- _Do this_: Using the records provided below, locate and copy each line that contains the word "type".

- _Provided records_:
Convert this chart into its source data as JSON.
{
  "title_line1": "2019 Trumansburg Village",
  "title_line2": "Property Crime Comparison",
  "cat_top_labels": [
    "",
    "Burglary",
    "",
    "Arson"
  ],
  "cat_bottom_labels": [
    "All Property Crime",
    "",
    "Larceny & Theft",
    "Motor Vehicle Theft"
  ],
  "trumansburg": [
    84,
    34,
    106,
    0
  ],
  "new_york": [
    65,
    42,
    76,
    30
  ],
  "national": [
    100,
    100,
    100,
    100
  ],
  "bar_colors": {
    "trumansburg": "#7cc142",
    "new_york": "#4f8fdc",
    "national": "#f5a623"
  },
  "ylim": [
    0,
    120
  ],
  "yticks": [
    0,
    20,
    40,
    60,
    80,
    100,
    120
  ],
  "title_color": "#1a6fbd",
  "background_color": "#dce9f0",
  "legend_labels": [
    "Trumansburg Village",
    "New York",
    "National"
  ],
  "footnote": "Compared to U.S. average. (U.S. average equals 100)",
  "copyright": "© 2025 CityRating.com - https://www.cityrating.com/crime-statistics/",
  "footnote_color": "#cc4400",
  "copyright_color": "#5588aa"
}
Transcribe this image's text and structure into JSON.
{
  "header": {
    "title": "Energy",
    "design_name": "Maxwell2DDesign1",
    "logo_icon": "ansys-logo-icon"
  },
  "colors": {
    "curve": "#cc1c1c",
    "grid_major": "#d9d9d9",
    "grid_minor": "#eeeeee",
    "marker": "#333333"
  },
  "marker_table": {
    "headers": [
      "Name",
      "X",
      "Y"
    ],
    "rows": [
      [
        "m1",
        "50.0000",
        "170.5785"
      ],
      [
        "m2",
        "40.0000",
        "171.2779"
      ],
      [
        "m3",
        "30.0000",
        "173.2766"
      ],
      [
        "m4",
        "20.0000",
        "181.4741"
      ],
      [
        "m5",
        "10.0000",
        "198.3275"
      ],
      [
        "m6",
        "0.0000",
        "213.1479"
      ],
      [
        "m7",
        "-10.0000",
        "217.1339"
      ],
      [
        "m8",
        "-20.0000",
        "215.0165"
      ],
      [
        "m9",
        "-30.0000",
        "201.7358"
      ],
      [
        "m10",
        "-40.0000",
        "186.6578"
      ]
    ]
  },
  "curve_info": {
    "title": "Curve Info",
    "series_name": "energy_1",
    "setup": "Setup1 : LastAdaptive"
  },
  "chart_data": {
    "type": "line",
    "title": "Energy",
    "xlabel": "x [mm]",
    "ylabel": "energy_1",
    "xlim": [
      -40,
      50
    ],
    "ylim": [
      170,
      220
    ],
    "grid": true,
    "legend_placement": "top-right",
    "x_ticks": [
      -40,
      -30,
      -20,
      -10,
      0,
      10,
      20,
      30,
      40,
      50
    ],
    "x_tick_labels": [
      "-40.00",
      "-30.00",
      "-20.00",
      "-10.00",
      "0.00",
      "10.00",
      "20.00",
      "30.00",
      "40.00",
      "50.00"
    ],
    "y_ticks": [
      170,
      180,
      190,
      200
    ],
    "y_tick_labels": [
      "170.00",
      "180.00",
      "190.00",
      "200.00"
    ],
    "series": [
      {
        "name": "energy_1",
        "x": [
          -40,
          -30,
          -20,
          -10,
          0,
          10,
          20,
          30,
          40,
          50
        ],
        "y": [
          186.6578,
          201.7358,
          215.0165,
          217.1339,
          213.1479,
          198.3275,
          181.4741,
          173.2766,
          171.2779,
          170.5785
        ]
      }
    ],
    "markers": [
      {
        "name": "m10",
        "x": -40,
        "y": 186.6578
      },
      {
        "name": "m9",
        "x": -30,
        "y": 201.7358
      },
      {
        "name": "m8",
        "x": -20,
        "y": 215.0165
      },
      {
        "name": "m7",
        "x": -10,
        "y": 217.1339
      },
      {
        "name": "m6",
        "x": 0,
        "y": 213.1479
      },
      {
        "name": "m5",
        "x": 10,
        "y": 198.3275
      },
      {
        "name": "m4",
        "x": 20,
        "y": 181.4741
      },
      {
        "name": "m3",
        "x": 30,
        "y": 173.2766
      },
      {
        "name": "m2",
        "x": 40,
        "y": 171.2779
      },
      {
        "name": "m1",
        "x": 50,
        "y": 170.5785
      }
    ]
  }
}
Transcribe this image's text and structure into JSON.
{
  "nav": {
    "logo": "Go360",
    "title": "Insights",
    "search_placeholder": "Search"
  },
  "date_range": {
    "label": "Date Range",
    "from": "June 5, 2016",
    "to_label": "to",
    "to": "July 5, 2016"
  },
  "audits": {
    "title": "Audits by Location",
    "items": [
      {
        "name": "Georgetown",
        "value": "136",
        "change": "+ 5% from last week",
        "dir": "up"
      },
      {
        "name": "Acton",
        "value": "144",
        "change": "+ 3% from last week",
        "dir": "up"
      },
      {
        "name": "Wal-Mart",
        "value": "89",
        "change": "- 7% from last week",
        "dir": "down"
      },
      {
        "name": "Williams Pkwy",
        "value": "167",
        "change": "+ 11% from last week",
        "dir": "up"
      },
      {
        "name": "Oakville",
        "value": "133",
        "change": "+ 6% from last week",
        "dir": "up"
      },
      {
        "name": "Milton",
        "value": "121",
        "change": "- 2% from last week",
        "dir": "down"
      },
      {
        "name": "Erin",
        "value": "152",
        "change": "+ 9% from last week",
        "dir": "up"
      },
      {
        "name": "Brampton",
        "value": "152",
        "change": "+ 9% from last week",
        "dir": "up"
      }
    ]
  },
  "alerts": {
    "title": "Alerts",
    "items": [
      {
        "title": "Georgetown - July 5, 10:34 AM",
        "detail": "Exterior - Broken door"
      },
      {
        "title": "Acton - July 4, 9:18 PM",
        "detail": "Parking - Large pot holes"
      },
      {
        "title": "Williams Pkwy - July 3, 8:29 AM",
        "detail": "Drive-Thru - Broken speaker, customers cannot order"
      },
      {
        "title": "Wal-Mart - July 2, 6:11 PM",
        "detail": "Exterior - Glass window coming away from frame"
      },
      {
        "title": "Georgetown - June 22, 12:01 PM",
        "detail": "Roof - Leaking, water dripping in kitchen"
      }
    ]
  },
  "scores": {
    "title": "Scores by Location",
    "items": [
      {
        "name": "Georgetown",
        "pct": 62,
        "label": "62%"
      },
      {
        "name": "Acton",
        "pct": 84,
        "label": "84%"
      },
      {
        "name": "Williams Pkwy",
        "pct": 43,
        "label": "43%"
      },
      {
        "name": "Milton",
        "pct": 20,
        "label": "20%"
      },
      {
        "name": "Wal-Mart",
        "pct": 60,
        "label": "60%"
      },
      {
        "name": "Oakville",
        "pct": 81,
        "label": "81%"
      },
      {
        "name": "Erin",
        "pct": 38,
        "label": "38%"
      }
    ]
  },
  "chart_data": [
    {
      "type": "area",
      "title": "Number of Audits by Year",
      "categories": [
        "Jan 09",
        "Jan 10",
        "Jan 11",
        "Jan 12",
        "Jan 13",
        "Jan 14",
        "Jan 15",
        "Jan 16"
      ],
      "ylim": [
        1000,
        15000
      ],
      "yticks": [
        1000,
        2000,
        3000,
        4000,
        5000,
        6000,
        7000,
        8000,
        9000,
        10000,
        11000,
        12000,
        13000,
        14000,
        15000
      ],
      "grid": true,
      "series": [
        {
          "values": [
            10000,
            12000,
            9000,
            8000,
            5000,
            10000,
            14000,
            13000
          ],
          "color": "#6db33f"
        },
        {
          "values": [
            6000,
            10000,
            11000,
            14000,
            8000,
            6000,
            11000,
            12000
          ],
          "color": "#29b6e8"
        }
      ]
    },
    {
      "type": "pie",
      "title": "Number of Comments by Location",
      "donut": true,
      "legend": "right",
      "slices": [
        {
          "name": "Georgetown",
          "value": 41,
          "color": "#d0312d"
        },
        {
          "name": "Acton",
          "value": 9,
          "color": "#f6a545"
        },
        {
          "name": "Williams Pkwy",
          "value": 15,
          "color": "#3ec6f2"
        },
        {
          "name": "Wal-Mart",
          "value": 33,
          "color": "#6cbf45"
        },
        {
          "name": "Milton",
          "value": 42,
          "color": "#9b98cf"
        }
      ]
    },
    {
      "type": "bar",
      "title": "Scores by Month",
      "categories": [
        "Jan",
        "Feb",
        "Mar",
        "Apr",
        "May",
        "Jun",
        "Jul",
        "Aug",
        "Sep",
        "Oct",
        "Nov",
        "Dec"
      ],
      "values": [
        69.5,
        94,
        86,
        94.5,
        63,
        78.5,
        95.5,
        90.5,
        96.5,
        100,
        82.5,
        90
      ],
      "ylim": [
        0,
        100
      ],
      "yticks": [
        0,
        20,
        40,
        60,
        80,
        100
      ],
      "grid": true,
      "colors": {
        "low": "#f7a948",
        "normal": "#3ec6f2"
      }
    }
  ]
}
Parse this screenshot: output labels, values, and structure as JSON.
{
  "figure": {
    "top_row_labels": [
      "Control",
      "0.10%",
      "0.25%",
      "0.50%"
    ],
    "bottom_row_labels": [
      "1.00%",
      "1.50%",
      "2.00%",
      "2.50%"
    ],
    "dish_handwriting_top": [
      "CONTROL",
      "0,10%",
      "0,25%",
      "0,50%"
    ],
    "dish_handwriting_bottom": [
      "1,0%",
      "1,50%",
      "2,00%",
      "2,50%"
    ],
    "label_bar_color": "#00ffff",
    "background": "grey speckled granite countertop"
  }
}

- _Answer to the task_:
    "type": "line",
      "type": "area",
      "type": "pie",
      "type": "bar",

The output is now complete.